▸ **TASK DETAILS**
Within the listing below, filter for "Role" and copy every matching line.

☆ ☆ ☆ ☆ ☆

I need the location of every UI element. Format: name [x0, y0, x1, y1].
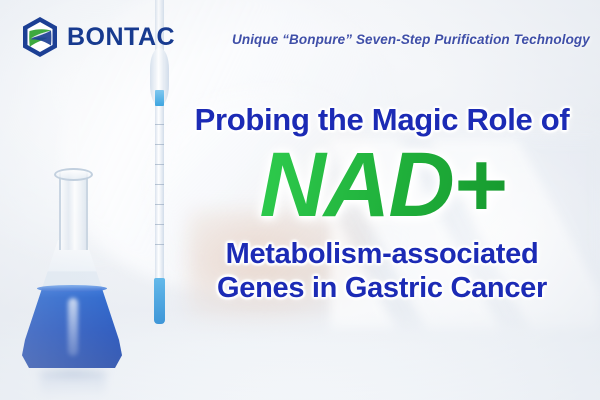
- headline-highlight-wrap: NAD+: [172, 139, 592, 231]
- pipette-graduation-mark: [155, 144, 164, 145]
- flask-neck: [59, 172, 88, 250]
- headline-block: Probing the Magic Role of NAD+ Metabolis…: [172, 104, 592, 305]
- headline-line-4: Genes in Gastric Cancer: [172, 271, 592, 305]
- bontac-wordmark: BONTAC: [67, 25, 175, 50]
- pipette-liquid: [155, 90, 164, 106]
- pipette-graduation-mark: [155, 204, 164, 205]
- pipette-graduation-mark: [155, 244, 164, 245]
- flask-reflection: [40, 372, 106, 398]
- pipette-graduation-mark: [155, 164, 164, 165]
- erlenmeyer-flask-icon: [18, 168, 126, 373]
- brand-tagline: Unique “Bonpure” Seven-Step Purification…: [232, 32, 582, 47]
- pipette-graduation-mark: [155, 224, 164, 225]
- flask-lip: [54, 168, 93, 181]
- pipette-graduation-mark: [155, 184, 164, 185]
- pipette-tip-liquid: [154, 278, 165, 324]
- headline-highlight-nad-plus: NAD+: [259, 139, 504, 231]
- bontac-hexagon-leaf-icon: [20, 16, 60, 58]
- flask-liquid-surface: [37, 285, 107, 292]
- pipette-graduation-mark: [155, 124, 164, 125]
- headline-line-1: Probing the Magic Role of: [172, 104, 592, 137]
- brand-logo[interactable]: BONTAC: [20, 16, 175, 58]
- flask-highlight: [68, 298, 78, 356]
- promo-banner: BONTAC Unique “Bonpure” Seven-Step Purif…: [0, 0, 600, 400]
- headline-line-3: Metabolism-associated: [172, 237, 592, 271]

☆ ☆ ☆ ☆ ☆

▸ **ANSWER**
- headline-block: Probing the Magic Role of NAD+ Metabolis…: [172, 104, 592, 305]
- headline-line-1: Probing the Magic Role of: [172, 104, 592, 137]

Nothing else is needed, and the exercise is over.